Sağlanan metin:
“Dionysos’un Çocukları” röportaj serimizde bu defa Anta Toros ile hayattan, sanattan ve tiyatrodan konuştuk…
Hatırlıyorum; Anneannem, izlediği bir oyun sonrası, Gülriz Sururi, Engin Cezzar, Aliye Rona, Turgut Boralı ile aynı sahneyi paylaşan, “Türkan Şoray gözlü” çok güzel bir aktristen övgüyle bahsetmişti. Sahi, kimdi acaba? Adını bilmiyordu. Program dergisi almayı da unutmuştu. Hay aksi!
Ve yıllar, çok uzun yıllar geçecek, o ‘güzel gözlü oyuncu’ Anta Toros, “Güneş de Batar” adlı piyesten paylaştığım bir fotoğrafın altına, “profesyonel anlamda rol aldığım ilk oyun” notunu yazacaktı.
İçe işleyen, iri, harikulade gözler deyince aklıma, nedense Anta Toros ve Nuri İyem‘in kadın portreleri geliyor hep. Hani, eflatun, mor kıvılcımlı mercan kadehler gökkuşağının yedi rengini toplar ya bazen, işte o bir çift gözde bütün o renkler menevişlenmiş gibidir adeta.
Selma ve Gabriel Keşiş’in kızları olarak İstanbul’da dünyaya gelmişti Anta Keşiş.
Babasını küçük yaşta kaybetmişti. Saint Benoit Lisesi’nden mezun olduktan sonra, bir süre Lozan’da Institut Montcalme’de eğitimine devam etti.

Verilen veriler:
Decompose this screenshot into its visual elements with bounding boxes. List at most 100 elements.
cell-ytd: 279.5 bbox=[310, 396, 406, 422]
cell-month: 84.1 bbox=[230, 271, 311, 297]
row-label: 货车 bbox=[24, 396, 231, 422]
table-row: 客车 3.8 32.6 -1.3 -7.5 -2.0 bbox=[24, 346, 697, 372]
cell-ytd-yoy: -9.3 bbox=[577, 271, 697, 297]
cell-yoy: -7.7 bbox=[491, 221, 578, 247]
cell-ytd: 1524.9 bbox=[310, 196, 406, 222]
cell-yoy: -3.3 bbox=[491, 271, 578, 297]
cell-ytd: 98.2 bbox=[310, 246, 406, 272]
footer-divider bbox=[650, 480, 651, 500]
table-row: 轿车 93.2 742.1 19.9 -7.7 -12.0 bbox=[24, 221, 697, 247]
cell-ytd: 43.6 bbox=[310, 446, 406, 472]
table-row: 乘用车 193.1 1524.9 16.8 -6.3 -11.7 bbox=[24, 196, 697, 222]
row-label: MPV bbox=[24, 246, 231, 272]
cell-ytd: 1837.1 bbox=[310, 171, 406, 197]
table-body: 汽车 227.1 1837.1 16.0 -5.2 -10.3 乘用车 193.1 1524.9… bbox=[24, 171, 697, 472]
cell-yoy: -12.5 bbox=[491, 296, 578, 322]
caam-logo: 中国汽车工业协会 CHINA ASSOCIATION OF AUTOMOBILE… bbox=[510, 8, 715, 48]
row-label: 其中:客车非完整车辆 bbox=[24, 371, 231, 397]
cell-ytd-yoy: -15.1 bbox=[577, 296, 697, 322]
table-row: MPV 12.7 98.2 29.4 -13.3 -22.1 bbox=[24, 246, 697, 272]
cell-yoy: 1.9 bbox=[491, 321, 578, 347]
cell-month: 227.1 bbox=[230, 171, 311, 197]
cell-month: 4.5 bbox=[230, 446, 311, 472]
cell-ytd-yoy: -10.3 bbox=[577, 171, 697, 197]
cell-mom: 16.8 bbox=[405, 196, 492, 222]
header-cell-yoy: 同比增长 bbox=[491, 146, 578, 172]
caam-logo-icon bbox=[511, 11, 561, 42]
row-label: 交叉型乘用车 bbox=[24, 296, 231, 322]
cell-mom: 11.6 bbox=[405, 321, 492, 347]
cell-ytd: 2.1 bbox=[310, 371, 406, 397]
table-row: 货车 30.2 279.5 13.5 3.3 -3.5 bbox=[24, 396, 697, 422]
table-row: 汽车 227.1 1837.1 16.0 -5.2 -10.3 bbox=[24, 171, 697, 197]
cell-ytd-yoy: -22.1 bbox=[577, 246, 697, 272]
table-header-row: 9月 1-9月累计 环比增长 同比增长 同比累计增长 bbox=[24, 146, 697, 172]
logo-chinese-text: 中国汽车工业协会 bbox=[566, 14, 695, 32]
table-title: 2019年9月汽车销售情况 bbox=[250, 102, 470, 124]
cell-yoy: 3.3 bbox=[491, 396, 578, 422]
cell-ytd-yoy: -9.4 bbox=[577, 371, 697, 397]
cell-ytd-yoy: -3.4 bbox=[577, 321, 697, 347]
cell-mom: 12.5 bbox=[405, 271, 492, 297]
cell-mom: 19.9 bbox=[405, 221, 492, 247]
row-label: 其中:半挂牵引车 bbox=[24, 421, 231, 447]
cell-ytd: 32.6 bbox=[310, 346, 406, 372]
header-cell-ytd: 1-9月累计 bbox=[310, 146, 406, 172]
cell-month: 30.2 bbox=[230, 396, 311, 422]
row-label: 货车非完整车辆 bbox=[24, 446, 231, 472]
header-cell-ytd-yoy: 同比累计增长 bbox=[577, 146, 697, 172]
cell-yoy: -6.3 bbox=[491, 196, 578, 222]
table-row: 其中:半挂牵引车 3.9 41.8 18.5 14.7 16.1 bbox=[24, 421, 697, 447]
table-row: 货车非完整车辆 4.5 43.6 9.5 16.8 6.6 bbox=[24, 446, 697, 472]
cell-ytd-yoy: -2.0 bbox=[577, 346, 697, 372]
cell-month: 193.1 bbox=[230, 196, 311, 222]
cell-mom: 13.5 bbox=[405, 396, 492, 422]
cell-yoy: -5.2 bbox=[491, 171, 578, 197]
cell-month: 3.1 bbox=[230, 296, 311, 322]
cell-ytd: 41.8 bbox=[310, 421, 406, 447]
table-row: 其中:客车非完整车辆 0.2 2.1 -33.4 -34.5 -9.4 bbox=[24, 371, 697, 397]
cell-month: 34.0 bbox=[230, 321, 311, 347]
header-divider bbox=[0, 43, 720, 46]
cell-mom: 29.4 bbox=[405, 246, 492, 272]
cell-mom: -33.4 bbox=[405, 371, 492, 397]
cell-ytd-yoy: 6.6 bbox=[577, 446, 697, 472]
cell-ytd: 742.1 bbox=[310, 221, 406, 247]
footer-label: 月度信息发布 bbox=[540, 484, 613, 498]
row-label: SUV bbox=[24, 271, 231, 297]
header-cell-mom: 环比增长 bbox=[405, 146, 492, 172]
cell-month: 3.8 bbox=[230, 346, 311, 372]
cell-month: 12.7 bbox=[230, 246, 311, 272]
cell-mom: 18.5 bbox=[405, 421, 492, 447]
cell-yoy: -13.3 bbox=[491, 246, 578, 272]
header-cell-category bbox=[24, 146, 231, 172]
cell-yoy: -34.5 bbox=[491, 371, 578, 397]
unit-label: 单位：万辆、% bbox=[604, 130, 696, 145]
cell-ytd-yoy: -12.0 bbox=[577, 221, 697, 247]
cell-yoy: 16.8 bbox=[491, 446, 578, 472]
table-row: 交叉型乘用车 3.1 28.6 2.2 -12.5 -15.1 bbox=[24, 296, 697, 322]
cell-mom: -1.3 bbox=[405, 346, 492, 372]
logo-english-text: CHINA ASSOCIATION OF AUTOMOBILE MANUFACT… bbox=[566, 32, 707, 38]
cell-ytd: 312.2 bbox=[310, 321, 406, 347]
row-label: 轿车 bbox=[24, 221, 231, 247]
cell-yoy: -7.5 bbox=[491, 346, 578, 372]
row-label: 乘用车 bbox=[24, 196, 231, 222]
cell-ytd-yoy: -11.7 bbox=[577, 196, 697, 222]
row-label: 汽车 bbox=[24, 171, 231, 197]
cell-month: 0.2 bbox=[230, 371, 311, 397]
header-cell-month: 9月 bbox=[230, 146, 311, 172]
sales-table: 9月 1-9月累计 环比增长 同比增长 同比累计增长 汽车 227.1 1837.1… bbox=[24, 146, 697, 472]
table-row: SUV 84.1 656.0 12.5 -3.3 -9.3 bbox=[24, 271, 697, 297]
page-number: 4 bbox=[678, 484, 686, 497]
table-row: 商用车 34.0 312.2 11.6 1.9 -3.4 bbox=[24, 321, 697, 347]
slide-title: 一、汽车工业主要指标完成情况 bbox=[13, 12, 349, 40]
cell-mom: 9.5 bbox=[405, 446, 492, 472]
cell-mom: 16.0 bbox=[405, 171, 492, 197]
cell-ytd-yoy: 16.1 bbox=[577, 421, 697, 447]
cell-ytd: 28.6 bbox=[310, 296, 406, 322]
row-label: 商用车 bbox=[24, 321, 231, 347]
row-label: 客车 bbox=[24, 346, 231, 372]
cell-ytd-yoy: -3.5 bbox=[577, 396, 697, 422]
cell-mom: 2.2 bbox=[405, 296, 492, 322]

Görevleriniz:
**1)** Anta Toros'la ilgili metne göre Anta Toros hangi liseden mezun olmuştur?
**2)** Anta Toros'la ilgili metindeki "Babasını küçük yaşta kaybetmişti." cümlesini İngilizceye çevirin.
**3)** Anta Toros'la ilgili metinde "İçe işleyen, iri, harikulade" sözlerinden "eğitimine devam etti." sözlerine kadar uzanan bölümün tamamını hiçbir değişiklik yapmadan döndürün.

Yanıtlar:
**1)** Saint Benoit Lisesi'nden.

**2)** She had lost her father at a young age.

**3)**
İçe işleyen, iri, harikulade gözler deyince aklıma, nedense Anta Toros ve Nuri İyem‘in kadın portreleri geliyor hep. Hani, eflatun, mor kıvılcımlı mercan kadehler gökkuşağının yedi rengini toplar ya bazen, işte o bir çift gözde bütün o renkler menevişlenmiş gibidir adeta.
Selma ve Gabriel Keşiş’in kızları olarak İstanbul’da dünyaya gelmişti Anta Keşiş.
Babasını küçük yaşta kaybetmişti. Saint Benoit Lisesi’nden mezun olduktan sonra, bir süre Lozan’da Institut Montcalme’de eğitimine devam etti.